• What is expected: Your task is to tally the lines of the listing containing the word "Ψήφιση" and report the figure alone.

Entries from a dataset
____________________

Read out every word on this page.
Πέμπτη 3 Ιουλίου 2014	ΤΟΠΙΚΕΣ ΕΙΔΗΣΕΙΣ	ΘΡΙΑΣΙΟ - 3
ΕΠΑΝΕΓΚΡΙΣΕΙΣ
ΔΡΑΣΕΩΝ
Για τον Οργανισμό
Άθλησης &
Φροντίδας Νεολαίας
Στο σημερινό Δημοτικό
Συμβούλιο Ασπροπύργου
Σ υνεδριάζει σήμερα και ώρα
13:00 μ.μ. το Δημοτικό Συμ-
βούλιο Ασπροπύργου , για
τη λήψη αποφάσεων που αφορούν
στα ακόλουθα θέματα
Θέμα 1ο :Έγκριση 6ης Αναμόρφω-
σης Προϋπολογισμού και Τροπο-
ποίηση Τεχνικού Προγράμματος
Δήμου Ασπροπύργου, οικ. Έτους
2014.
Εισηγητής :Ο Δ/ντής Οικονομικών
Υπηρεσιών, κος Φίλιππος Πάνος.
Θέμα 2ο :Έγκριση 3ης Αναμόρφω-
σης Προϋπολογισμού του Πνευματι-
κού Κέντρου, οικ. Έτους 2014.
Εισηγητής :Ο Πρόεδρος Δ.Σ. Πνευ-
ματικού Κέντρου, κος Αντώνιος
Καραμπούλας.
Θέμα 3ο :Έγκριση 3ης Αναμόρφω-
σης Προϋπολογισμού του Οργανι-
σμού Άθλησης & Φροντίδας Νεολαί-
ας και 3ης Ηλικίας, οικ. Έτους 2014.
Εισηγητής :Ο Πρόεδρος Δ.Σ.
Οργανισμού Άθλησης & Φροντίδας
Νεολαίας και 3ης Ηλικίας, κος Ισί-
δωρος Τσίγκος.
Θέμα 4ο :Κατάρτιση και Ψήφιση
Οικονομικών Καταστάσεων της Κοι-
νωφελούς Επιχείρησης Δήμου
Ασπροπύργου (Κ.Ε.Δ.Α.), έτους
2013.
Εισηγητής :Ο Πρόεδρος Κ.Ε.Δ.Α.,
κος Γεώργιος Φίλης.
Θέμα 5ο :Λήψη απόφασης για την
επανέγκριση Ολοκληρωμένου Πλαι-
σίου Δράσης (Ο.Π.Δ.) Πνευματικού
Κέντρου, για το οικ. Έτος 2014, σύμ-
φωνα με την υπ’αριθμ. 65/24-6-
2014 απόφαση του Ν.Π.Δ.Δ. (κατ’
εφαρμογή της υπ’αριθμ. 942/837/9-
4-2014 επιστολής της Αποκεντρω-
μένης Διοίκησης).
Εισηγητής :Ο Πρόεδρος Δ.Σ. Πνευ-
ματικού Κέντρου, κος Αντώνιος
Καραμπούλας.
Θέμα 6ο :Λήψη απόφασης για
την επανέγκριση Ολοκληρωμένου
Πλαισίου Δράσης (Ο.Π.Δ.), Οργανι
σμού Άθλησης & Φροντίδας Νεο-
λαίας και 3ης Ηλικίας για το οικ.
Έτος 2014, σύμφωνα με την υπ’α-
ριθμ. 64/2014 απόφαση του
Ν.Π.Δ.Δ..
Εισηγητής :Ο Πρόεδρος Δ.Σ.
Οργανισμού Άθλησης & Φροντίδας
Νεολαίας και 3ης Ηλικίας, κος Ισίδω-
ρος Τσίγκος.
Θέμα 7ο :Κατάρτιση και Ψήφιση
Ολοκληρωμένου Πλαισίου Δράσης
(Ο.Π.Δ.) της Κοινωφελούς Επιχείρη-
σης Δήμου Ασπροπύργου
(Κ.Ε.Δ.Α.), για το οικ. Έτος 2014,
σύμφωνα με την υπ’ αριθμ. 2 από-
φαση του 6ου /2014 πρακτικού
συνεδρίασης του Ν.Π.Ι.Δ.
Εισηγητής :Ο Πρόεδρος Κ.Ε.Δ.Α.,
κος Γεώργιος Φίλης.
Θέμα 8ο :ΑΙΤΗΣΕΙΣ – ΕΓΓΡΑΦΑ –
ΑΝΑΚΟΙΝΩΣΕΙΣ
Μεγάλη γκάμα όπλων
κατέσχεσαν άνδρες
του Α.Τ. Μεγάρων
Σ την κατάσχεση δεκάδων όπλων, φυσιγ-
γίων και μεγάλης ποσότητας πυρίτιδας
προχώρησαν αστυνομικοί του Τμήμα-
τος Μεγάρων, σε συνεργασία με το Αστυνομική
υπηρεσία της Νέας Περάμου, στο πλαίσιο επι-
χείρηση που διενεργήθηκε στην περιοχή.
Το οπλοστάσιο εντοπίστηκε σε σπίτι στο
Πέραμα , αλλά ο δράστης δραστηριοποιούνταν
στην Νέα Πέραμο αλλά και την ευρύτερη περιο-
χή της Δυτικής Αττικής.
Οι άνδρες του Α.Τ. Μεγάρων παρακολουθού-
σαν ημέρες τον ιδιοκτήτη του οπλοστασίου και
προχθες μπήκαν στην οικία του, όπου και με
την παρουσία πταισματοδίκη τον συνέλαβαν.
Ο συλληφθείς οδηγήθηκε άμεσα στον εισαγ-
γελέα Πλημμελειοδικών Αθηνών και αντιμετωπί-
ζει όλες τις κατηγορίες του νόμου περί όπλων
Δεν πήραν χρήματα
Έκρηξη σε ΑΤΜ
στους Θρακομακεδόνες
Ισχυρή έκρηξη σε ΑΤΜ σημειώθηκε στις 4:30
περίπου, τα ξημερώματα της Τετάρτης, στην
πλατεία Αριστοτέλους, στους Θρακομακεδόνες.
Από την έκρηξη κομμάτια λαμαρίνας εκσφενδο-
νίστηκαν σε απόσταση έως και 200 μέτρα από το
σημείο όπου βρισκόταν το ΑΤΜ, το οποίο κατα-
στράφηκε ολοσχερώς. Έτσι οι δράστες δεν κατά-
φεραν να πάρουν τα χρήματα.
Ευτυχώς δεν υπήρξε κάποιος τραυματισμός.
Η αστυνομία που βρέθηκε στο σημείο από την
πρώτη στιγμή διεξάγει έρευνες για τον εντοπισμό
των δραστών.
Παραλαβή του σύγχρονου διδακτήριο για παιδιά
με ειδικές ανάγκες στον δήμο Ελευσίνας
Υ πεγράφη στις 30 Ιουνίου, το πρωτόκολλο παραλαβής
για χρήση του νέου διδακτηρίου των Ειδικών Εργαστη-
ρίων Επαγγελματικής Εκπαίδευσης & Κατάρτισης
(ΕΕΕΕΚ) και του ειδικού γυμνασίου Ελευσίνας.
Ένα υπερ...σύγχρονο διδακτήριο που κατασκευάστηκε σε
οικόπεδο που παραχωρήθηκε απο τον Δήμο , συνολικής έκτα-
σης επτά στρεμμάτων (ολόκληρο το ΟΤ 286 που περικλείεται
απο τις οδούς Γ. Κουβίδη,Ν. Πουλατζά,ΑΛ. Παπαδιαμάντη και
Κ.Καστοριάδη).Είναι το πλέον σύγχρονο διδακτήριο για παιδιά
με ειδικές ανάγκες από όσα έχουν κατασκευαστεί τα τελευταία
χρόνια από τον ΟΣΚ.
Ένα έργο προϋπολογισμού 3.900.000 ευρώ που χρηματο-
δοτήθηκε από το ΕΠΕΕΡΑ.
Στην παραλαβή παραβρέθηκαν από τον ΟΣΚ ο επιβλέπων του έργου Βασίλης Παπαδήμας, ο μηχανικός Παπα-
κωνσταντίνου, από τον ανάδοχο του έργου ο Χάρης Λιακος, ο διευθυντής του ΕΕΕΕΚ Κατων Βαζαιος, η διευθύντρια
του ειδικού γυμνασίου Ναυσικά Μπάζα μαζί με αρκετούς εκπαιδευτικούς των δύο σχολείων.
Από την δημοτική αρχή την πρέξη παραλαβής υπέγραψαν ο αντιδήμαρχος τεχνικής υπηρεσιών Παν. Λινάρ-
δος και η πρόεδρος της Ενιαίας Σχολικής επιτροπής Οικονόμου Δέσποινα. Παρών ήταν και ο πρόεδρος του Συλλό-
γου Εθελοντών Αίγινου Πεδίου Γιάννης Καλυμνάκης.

____________________

• Response below: 2